Data items
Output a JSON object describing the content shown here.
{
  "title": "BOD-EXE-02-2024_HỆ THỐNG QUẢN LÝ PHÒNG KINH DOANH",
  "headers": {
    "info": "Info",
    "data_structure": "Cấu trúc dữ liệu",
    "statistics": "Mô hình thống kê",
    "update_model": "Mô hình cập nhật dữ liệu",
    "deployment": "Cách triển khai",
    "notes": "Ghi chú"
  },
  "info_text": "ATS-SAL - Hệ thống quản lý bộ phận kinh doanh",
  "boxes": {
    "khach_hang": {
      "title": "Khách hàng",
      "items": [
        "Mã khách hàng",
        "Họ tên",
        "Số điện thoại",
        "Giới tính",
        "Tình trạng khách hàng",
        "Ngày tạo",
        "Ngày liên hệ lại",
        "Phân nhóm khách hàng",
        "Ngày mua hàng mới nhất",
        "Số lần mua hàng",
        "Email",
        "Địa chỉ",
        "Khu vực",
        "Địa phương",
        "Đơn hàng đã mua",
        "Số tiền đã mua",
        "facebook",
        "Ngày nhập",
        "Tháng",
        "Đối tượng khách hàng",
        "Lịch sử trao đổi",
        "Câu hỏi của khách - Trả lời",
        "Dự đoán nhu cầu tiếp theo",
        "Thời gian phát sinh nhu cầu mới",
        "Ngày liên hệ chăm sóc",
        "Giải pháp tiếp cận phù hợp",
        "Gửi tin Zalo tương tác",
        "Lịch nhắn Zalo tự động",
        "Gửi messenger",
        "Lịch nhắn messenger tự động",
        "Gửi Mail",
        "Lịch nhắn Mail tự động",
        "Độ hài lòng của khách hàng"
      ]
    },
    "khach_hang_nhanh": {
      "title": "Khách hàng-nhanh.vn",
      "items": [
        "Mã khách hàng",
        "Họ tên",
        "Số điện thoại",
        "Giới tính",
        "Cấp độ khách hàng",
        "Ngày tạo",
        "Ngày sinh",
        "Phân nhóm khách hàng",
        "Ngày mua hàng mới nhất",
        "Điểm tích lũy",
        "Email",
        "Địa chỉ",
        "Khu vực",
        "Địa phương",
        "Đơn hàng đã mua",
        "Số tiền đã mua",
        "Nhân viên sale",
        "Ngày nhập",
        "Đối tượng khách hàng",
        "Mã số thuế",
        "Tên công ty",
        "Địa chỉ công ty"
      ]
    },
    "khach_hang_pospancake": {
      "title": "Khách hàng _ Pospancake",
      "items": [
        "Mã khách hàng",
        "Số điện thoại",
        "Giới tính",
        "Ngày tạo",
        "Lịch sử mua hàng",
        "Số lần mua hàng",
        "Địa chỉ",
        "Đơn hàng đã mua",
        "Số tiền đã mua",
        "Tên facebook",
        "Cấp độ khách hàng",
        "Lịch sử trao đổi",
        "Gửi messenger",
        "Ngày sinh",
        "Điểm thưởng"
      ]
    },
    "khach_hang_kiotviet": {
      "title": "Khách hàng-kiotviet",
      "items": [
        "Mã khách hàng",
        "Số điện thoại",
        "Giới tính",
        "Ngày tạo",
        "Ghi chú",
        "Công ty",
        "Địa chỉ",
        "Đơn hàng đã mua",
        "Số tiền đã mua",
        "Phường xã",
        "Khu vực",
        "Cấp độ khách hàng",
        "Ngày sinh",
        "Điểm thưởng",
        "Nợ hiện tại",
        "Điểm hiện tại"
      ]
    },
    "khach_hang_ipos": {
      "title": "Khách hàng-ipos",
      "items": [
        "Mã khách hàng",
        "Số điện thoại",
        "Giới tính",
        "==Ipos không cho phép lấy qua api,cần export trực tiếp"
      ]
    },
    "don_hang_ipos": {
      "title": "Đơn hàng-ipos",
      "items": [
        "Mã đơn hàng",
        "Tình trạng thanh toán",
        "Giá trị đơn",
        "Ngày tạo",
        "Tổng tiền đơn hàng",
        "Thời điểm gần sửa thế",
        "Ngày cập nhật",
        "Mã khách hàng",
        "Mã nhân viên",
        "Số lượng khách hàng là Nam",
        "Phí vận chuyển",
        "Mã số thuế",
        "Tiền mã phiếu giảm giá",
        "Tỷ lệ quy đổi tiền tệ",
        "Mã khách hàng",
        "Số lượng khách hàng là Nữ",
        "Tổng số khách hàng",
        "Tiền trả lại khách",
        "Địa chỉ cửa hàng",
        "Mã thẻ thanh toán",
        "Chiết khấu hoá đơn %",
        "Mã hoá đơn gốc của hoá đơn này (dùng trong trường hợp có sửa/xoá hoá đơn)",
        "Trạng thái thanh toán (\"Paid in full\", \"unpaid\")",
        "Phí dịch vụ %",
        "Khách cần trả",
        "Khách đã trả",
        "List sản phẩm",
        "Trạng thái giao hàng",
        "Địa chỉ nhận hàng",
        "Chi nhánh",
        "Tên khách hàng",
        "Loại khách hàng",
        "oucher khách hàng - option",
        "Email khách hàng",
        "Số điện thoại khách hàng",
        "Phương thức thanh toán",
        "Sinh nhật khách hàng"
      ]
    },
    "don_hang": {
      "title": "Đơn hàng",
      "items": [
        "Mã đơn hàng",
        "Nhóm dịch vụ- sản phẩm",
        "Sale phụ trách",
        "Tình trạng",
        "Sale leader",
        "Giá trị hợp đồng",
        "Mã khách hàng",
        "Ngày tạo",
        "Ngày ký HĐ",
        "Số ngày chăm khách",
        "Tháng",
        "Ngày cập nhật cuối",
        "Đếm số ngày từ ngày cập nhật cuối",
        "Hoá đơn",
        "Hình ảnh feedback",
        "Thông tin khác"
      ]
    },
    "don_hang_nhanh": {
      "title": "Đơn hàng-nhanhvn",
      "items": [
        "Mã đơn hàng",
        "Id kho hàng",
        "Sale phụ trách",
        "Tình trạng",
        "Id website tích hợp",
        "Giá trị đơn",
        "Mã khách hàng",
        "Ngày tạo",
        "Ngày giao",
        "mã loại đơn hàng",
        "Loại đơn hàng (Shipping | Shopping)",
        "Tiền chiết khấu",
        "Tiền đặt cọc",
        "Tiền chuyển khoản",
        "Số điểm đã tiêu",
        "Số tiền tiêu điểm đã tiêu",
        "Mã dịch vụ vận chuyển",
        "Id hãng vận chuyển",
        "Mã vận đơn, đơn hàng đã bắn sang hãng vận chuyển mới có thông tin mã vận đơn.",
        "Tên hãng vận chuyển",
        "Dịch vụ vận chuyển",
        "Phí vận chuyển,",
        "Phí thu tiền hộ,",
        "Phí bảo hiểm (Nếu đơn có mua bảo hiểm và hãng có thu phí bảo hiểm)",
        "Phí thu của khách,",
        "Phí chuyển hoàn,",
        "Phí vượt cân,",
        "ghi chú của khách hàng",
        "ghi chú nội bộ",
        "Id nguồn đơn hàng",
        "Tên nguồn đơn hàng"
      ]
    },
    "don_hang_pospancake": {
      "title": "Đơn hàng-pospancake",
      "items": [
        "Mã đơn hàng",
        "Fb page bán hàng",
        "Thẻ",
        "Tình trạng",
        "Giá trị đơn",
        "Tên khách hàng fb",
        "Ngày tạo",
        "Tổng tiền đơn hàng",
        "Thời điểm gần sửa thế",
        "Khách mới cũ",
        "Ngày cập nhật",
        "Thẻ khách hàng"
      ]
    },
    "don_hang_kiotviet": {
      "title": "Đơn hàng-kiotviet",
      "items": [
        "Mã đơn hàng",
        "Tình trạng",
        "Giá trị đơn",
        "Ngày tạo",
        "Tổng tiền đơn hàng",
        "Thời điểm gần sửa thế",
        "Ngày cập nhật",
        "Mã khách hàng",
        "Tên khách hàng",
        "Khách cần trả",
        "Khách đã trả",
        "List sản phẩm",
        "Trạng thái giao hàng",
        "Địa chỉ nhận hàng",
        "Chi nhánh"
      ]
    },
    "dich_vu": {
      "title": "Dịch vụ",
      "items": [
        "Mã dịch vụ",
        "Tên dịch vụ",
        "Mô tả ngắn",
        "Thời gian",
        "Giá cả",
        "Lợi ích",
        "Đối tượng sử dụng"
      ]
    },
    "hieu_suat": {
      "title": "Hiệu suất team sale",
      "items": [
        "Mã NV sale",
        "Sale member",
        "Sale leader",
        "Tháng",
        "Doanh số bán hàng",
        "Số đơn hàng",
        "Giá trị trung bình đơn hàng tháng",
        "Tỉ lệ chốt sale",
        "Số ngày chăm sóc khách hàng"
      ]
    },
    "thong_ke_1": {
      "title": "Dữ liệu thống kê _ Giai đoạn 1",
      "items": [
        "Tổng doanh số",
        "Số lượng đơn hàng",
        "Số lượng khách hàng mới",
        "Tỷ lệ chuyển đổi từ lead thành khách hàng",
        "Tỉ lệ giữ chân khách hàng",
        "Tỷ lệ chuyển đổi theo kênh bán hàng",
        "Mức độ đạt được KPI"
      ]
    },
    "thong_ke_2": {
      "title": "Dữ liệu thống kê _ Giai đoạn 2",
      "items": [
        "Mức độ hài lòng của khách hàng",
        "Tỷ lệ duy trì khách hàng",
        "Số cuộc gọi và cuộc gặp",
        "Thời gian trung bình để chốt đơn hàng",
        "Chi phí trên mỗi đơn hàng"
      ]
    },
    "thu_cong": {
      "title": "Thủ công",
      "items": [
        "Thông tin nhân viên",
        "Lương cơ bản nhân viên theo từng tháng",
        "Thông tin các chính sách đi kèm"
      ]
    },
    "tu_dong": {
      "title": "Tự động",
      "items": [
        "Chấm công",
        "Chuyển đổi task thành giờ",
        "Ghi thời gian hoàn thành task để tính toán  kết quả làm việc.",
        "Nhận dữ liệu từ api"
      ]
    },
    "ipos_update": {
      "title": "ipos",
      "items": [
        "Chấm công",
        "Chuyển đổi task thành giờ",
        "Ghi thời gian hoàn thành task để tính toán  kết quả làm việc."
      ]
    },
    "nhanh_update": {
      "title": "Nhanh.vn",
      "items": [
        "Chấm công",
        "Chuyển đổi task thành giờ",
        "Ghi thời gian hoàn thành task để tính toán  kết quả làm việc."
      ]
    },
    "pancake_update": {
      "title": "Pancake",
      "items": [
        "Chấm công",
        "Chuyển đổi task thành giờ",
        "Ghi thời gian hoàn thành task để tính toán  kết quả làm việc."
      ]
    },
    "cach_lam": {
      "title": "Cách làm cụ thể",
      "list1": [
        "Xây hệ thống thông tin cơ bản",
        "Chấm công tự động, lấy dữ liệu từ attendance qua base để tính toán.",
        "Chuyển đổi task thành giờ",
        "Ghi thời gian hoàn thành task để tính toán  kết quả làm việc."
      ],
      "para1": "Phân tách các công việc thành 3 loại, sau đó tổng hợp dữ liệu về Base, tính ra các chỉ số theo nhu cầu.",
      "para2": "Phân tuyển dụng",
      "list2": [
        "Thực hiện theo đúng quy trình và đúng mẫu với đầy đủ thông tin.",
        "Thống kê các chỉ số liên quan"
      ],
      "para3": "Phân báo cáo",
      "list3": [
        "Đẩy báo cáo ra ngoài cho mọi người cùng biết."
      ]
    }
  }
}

Work to be completed: Among the entries above, how many lines include the word "Lịch"? Reply with the number only.

Reply: 6